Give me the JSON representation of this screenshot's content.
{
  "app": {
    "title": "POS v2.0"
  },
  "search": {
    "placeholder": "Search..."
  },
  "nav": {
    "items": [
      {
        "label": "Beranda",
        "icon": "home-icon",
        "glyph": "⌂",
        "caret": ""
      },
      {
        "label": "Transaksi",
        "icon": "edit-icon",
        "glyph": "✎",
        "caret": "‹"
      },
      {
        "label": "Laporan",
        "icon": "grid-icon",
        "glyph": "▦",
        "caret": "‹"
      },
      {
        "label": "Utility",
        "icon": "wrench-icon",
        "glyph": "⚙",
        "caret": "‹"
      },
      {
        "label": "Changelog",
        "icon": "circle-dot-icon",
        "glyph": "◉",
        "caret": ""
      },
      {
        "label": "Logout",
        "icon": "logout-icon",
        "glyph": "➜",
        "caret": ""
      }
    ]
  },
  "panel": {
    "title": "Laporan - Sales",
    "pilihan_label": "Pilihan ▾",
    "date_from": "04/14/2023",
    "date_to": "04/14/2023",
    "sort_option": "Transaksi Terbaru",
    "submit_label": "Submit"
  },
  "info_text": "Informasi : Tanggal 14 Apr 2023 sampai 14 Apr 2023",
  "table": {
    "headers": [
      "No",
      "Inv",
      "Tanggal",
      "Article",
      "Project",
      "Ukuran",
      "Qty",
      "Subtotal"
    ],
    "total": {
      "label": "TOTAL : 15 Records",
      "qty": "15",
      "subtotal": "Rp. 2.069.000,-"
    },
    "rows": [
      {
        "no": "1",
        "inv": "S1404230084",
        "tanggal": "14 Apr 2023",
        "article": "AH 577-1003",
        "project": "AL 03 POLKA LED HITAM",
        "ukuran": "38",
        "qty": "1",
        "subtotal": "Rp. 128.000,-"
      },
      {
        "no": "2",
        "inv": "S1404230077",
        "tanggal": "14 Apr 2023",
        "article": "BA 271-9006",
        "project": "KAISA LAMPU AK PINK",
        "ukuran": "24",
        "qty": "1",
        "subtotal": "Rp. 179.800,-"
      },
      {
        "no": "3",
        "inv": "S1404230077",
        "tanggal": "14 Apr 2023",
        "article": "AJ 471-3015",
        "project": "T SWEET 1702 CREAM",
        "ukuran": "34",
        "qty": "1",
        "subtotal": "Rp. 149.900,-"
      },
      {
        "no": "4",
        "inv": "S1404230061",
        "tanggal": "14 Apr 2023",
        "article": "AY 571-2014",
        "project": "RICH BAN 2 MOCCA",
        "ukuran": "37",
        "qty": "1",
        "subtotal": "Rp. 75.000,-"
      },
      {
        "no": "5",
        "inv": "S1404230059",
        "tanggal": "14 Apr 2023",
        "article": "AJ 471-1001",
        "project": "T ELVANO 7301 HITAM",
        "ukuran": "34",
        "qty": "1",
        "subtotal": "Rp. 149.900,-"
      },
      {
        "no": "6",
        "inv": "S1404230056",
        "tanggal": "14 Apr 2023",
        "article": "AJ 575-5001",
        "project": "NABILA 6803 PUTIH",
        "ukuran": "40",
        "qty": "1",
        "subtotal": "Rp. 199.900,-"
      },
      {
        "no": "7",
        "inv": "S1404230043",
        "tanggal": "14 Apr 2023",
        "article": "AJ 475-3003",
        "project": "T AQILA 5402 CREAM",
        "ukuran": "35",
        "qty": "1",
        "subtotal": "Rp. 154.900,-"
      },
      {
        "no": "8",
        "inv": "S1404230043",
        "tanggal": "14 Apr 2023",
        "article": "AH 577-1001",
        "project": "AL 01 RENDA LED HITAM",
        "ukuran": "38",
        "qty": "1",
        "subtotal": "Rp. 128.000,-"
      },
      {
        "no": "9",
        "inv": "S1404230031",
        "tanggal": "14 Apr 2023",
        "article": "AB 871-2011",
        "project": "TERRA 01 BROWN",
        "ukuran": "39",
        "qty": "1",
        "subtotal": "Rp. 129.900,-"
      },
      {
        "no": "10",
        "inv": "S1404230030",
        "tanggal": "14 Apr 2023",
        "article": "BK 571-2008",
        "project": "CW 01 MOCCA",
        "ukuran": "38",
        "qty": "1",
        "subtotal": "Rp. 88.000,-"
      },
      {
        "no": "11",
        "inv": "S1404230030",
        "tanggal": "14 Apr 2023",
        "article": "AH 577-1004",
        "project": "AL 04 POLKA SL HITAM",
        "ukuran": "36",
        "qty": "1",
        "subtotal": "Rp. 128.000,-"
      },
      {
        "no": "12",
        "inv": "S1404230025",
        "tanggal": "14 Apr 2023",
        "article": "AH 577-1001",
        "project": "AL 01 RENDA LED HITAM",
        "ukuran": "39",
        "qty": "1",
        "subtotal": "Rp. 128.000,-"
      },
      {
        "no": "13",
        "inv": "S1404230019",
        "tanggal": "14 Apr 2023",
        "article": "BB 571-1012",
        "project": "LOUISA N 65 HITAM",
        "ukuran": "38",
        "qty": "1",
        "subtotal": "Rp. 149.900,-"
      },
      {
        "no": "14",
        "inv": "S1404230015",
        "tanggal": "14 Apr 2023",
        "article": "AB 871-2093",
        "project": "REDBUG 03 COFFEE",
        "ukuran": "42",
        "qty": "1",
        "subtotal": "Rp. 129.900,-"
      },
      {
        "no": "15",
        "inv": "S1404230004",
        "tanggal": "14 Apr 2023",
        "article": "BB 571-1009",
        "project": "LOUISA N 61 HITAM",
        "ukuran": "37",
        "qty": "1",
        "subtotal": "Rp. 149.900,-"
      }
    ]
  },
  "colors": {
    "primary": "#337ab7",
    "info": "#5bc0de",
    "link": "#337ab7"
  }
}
- - - - -
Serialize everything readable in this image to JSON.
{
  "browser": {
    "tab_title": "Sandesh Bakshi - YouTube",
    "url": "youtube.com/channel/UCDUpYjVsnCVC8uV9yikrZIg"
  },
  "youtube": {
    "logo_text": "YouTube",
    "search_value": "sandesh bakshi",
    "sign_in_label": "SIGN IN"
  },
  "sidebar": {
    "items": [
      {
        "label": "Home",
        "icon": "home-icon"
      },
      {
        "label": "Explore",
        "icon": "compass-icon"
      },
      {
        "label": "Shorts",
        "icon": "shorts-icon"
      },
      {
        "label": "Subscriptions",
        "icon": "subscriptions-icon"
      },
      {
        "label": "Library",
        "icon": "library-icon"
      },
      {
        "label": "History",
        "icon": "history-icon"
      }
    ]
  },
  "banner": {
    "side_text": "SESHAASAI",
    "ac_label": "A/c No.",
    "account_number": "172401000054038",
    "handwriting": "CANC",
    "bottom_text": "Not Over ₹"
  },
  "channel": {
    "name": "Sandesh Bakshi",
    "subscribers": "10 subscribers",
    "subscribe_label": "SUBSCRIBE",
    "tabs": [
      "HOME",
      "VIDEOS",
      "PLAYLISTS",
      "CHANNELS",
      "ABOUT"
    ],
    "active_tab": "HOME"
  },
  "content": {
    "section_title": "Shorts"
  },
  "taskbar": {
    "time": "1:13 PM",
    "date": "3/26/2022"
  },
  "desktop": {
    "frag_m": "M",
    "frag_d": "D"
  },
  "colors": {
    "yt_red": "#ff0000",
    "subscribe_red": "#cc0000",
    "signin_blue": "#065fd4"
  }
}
- - - - -
### Required work
Pull out all lines from the listing that contain the string "Transaksi".

### Exercise result
        "label": "Transaksi",
    "sort_option": "Transaksi Terbaru",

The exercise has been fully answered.